Show every line of the records below that contains the word "Self".
## begin
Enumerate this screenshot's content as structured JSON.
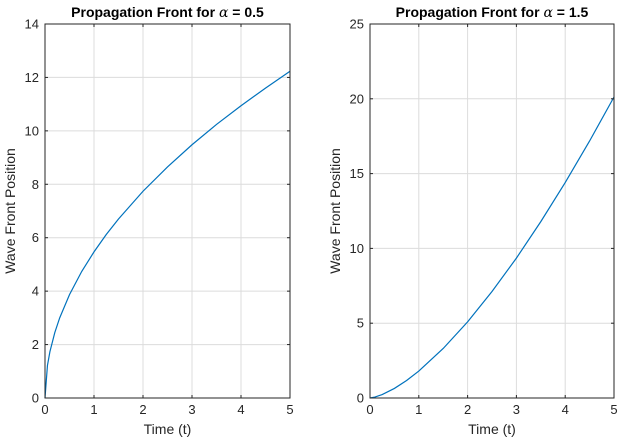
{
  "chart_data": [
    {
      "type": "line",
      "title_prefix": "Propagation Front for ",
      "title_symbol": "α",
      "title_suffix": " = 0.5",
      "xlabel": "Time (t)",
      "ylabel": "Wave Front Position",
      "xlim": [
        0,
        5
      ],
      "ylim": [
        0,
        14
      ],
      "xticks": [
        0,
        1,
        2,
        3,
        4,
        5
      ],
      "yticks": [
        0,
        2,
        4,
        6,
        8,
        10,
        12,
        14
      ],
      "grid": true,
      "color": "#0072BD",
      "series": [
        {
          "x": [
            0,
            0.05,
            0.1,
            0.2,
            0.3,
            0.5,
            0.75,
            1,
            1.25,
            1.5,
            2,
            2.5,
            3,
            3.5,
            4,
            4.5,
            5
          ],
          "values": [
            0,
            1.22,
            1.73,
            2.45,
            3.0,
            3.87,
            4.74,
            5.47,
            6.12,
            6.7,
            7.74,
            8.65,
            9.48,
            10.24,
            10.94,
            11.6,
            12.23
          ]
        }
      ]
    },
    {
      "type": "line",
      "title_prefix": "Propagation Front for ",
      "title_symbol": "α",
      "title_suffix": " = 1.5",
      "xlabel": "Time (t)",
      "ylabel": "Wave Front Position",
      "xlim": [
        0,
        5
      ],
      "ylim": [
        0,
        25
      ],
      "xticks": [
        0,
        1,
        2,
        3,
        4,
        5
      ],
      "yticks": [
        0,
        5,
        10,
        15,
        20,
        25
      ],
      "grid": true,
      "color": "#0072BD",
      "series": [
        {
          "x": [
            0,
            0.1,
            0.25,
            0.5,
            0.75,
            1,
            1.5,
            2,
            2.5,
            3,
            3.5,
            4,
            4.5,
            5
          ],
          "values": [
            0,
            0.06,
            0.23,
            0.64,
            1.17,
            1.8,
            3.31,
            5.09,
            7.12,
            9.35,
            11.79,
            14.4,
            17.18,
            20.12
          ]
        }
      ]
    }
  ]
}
## end
## begin
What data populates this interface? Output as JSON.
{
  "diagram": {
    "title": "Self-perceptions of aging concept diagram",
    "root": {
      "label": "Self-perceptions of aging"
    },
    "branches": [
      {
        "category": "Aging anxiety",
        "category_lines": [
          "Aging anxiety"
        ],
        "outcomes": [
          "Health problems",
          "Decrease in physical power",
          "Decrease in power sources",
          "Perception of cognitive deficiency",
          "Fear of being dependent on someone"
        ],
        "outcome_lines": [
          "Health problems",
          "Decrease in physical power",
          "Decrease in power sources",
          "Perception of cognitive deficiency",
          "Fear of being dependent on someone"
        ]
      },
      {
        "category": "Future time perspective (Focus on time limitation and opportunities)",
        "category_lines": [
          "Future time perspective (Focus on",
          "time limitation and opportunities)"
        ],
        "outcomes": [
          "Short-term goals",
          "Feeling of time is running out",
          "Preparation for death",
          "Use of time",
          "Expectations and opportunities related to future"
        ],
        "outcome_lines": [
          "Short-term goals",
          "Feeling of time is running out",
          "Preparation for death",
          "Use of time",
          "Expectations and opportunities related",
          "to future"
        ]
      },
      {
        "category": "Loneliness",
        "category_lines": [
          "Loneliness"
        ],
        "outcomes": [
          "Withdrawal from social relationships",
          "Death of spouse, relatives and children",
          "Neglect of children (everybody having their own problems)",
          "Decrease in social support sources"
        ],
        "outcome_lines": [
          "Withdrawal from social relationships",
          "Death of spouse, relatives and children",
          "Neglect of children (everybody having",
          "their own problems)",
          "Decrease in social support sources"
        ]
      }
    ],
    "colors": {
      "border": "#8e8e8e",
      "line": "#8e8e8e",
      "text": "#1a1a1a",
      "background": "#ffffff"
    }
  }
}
## end
Problem solution.
    "title": "Self-perceptions of aging concept diagram",
      "label": "Self-perceptions of aging"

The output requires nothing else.